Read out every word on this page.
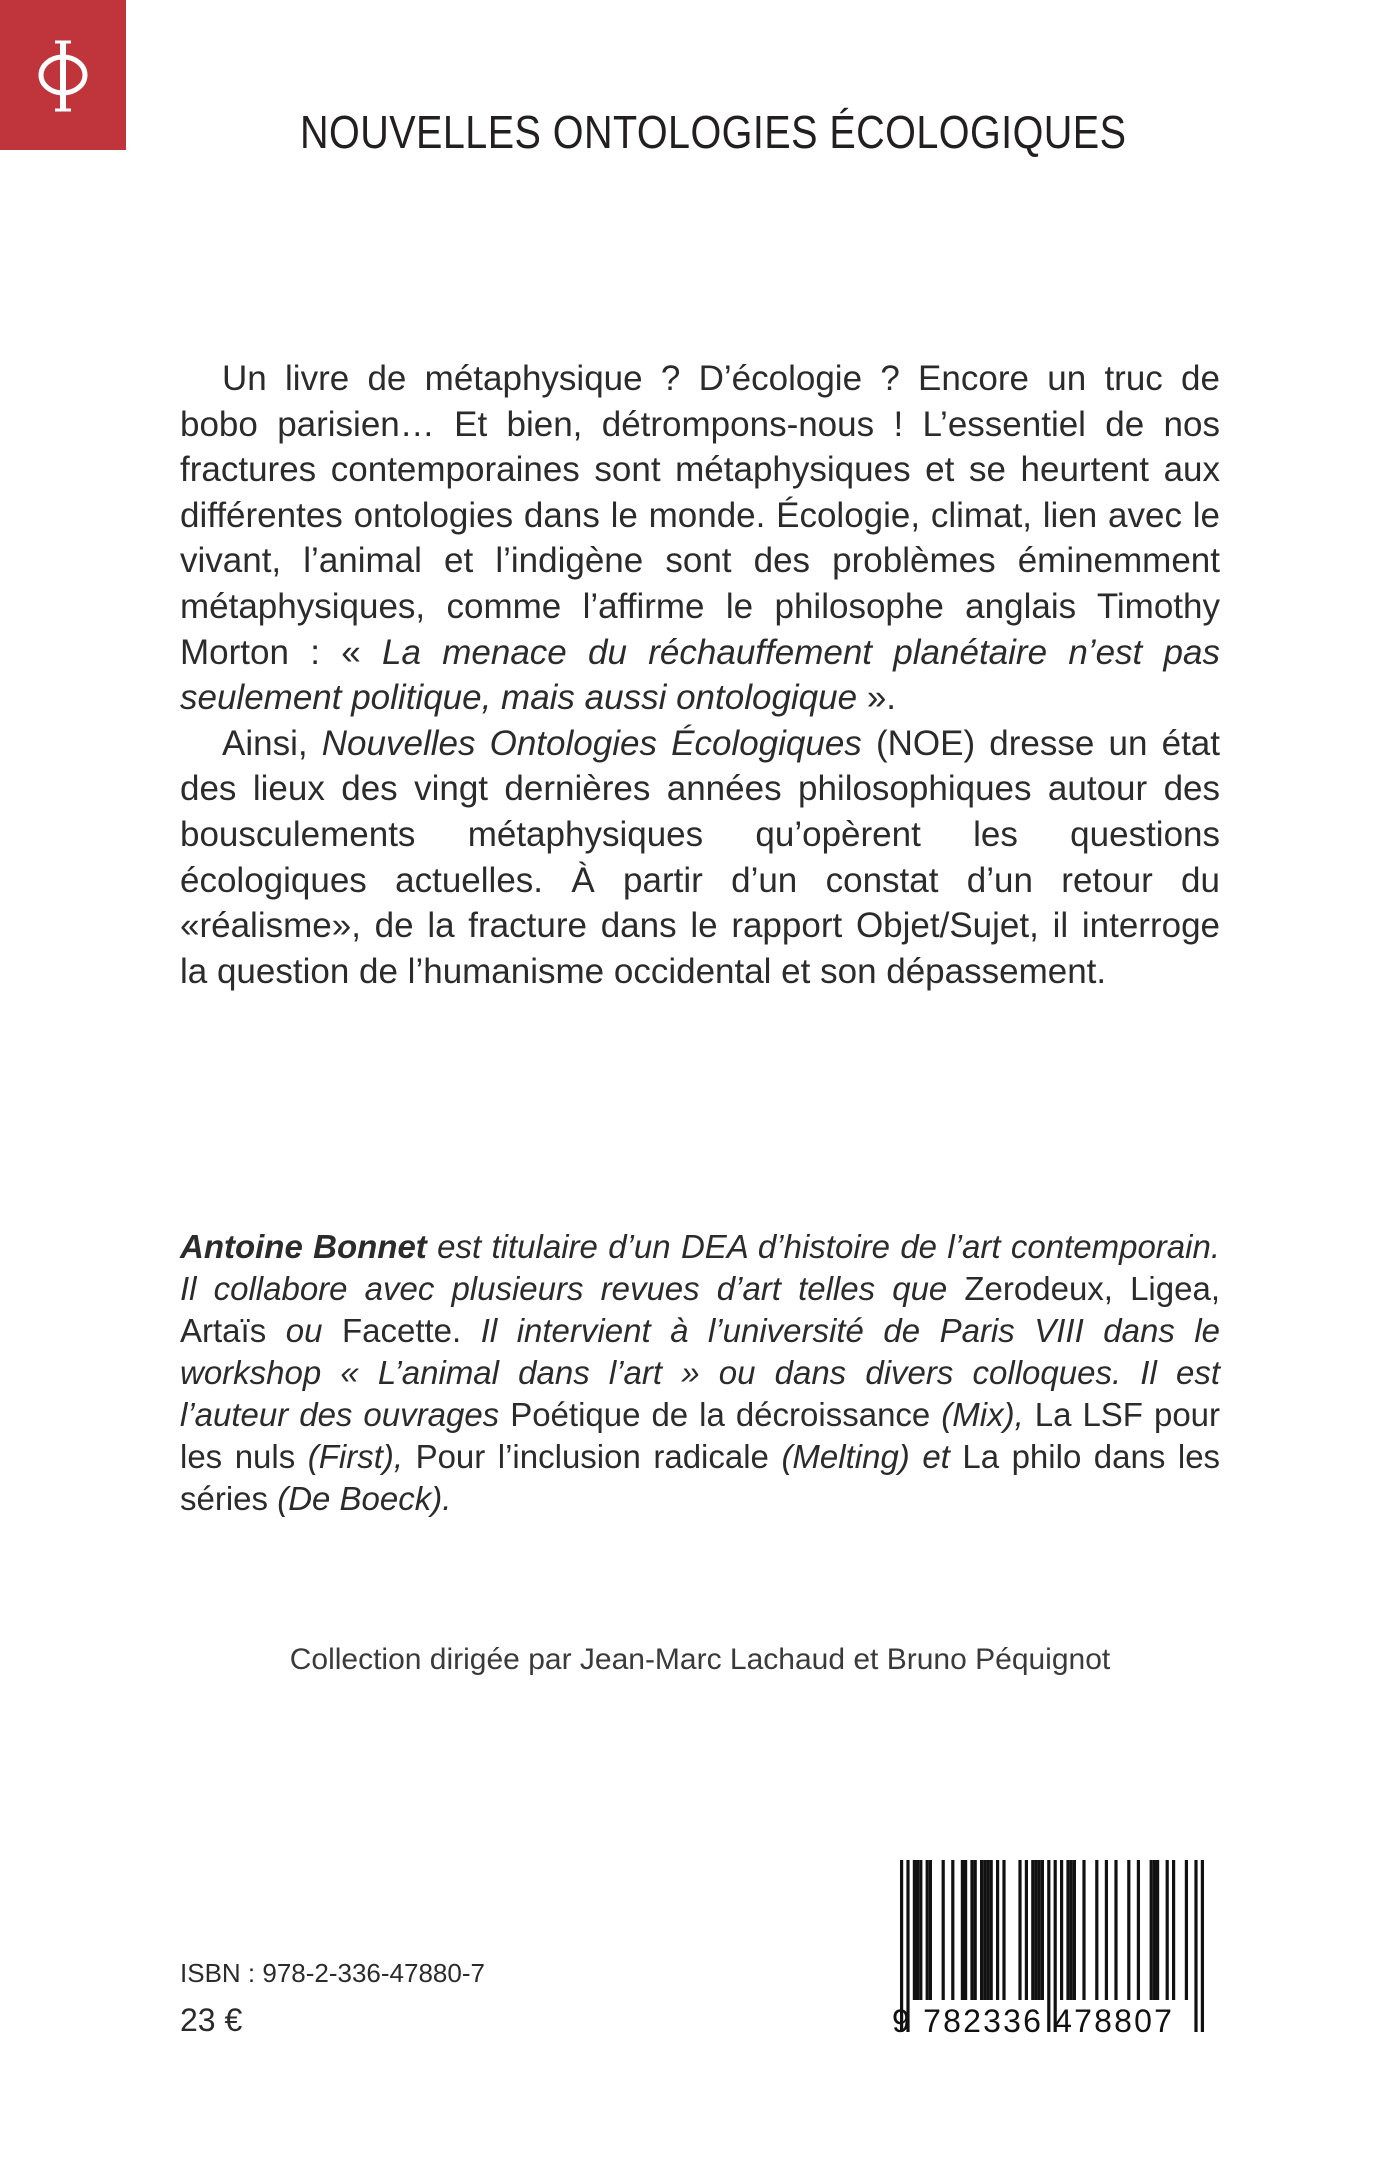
NOUVELLES ONTOLOGIES ÉCOLOGIQUES

Un livre de métaphysique ? D’écologie ? Encore un truc de bobo parisien… Et bien, détrompons-nous ! L’essentiel de nos fractures contemporaines sont métaphysiques et se heurtent aux différentes ontologies dans le monde. Écologie, climat, lien avec le vivant, l’animal et l’indigène sont des problèmes éminemment métaphysiques, comme l’affirme le philosophe anglais Timothy Morton : « La menace du réchauffement planétaire n’est pas seulement politique, mais aussi ontologique ».

Ainsi, Nouvelles Ontologies Écologiques (NOE) dresse un état des lieux des vingt dernières années philosophiques autour des bousculements métaphysiques qu’opèrent les questions écologiques actuelles. À partir d’un constat d’un retour du «réalisme», de la fracture dans le rapport Objet/Sujet, il interroge la question de l’humanisme occidental et son dépassement.

Antoine Bonnet est titulaire d’un DEA d’histoire de l’art contemporain. Il collabore avec plusieurs revues d’art telles que Zerodeux, Ligea, Artaïs ou Facette. Il intervient à l’université de Paris VIII dans le workshop « L’animal dans l’art » ou dans divers colloques. Il est l’auteur des ouvrages Poétique de la décroissance (Mix), La LSF pour les nuls (First), Pour l’inclusion radicale (Melting) et La philo dans les séries (De Boeck).

Collection dirigée par Jean-Marc Lachaud et Bruno Péquignot
ISBN : 978-2-336-47880-7
23 €	9 782336 478807
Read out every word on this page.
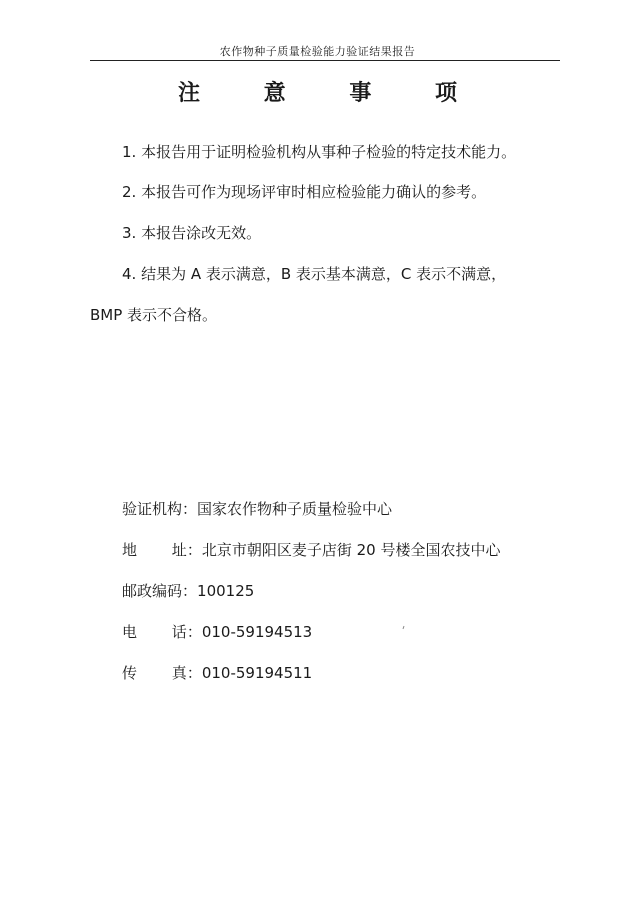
农作物种子质量检验能力验证结果报告
注 意 事 项
1. 本报告用于证明检验机构从事种子检验的特定技术能力。
2. 本报告可作为现场评审时相应检验能力确认的参考。
3. 本报告涂改无效。
4. 结果为 A 表示满意，B 表示基本满意，C 表示不满意，
BMP 表示不合格。
验证机构：国家农作物种子质量检验中心
地 址：北京市朝阳区麦子店街 20 号楼全国农技中心
邮政编码：100125
电 话：010-59194513
传 真：010-59194511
--
- **EXERCISE**
Track down every line of the material containing the string "animal", and copy it.

- **FINISHED ANSWER**
Un livre de métaphysique ? D’écologie ? Encore un truc de bobo parisien… Et bien, détrompons-nous ! L’essentiel de nos fractures contemporaines sont métaphysiques et se heurtent aux différentes ontologies dans le monde. Écologie, climat, lien avec le vivant, l’animal et l’indigène sont des problèmes éminemment métaphysiques, comme l’affirme le philosophe anglais Timothy Morton : « La menace du réchauffement planétaire n’est pas seulement politique, mais aussi ontologique ».
Antoine Bonnet est titulaire d’un DEA d’histoire de l’art contemporain. Il collabore avec plusieurs revues d’art telles que Zerodeux, Ligea, Artaïs ou Facette. Il intervient à l’université de Paris VIII dans le workshop « L’animal dans l’art » ou dans divers colloques. Il est l’auteur des ouvrages Poétique de la décroissance (Mix), La LSF pour les nuls (First), Pour l’inclusion radicale (Melting) et La philo dans les séries (De Boeck).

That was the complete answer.